THE TASK -> Copy out the lines that include the word "access".
═════ RECORDS FOR THE EXERCISE ═════
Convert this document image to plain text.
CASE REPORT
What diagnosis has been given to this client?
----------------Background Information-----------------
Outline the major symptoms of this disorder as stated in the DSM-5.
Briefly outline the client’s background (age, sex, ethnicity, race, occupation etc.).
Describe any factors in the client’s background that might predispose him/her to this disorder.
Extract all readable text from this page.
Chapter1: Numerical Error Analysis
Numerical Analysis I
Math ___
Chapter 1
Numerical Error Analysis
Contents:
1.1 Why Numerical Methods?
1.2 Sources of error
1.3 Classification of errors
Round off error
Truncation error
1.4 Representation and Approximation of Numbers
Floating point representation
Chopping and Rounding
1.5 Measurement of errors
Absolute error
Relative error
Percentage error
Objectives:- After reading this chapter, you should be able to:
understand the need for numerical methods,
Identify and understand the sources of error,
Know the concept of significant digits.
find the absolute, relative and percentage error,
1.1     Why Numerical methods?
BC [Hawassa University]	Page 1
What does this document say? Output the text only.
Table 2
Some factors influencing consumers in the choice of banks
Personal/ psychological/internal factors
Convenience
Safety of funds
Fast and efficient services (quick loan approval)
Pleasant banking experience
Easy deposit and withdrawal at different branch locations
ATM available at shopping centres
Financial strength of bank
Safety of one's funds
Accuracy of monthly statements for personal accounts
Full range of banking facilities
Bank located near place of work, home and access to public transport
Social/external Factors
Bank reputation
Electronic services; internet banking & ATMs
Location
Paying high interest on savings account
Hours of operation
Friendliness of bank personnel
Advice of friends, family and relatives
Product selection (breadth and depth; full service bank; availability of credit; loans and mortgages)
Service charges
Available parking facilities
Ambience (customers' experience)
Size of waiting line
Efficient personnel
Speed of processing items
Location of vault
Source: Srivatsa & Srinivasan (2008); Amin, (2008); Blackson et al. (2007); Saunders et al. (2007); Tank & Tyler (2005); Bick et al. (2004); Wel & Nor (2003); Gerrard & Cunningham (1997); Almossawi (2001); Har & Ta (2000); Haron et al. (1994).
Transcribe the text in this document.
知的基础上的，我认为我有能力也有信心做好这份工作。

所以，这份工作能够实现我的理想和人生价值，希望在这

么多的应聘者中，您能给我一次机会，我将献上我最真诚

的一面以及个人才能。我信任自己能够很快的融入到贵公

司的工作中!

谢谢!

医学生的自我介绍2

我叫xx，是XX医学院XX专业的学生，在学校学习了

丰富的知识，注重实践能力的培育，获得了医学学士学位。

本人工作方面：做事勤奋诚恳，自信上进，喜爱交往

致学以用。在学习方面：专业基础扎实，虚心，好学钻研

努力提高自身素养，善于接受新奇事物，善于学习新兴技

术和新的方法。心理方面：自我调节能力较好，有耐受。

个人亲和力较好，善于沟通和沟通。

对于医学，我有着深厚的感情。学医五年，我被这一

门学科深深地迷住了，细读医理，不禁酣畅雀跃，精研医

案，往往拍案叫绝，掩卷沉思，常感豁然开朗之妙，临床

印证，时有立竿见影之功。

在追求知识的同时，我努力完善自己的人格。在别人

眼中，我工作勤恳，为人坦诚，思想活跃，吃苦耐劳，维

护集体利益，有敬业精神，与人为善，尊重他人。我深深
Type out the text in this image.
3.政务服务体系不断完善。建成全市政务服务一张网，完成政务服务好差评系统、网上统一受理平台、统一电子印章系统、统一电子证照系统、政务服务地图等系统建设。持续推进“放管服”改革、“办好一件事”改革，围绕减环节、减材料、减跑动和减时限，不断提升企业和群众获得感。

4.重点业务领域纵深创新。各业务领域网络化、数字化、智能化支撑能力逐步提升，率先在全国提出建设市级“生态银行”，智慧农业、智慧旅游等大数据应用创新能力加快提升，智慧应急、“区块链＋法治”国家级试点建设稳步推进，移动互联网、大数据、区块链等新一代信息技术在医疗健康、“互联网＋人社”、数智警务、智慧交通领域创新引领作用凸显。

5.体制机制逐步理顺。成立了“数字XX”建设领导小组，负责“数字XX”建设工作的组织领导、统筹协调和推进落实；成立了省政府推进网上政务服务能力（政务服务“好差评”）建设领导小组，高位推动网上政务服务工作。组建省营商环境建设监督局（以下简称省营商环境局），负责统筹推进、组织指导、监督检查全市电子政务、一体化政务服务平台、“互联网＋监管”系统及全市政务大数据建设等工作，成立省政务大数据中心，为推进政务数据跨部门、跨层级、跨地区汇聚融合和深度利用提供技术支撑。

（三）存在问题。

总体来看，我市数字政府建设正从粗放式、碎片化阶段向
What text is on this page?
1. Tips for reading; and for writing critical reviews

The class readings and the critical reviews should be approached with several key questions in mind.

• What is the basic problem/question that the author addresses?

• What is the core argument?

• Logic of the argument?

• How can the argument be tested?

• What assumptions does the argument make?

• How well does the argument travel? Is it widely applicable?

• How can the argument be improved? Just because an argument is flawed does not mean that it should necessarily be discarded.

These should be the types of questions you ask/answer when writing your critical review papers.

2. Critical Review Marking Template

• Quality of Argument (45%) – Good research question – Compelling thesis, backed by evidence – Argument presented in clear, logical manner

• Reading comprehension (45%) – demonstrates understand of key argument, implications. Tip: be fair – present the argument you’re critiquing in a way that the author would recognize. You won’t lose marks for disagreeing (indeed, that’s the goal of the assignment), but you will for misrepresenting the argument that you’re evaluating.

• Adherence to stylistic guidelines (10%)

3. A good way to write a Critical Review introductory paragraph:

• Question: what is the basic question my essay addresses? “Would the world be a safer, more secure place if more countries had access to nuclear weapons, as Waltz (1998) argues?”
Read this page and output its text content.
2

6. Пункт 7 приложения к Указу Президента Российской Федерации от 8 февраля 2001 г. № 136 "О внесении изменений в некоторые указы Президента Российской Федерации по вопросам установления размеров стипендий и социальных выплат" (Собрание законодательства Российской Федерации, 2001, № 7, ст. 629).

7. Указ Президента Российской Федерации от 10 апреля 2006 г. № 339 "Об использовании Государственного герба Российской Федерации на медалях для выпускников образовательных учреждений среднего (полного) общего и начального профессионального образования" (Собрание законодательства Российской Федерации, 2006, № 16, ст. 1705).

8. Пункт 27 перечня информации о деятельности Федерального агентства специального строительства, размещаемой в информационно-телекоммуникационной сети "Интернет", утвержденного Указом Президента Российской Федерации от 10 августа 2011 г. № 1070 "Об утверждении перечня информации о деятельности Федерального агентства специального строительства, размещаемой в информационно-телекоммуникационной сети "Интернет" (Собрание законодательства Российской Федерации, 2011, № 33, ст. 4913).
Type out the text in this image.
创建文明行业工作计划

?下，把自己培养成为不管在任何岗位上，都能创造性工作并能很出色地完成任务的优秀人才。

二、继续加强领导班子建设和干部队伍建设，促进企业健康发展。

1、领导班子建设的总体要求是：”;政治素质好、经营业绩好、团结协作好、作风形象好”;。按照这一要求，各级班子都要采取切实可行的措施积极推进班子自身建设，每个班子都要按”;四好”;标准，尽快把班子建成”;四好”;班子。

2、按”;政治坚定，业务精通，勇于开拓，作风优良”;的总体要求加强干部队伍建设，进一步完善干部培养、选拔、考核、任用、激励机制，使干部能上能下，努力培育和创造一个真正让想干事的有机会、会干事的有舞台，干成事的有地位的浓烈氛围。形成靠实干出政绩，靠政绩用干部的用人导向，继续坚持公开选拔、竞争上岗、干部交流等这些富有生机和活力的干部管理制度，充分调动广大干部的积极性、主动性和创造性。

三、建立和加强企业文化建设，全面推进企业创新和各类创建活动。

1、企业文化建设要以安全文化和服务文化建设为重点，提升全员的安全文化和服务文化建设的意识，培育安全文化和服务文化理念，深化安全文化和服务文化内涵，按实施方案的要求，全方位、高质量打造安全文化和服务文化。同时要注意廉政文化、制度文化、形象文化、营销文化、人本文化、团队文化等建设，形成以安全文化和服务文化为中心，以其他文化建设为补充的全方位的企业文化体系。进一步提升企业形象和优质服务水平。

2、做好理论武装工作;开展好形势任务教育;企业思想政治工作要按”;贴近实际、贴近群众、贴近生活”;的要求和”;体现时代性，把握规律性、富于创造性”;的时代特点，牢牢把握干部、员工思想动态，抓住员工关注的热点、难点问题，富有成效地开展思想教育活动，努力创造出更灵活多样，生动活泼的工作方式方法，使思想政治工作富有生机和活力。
═════
CORRECT OUTPUT ->
Bank located near place of work, home and access to public transport
• Question: what is the basic question my essay addresses? “Would the world be a safer, more secure place if more countries had access to nuclear weapons, as Waltz (1998) argues?”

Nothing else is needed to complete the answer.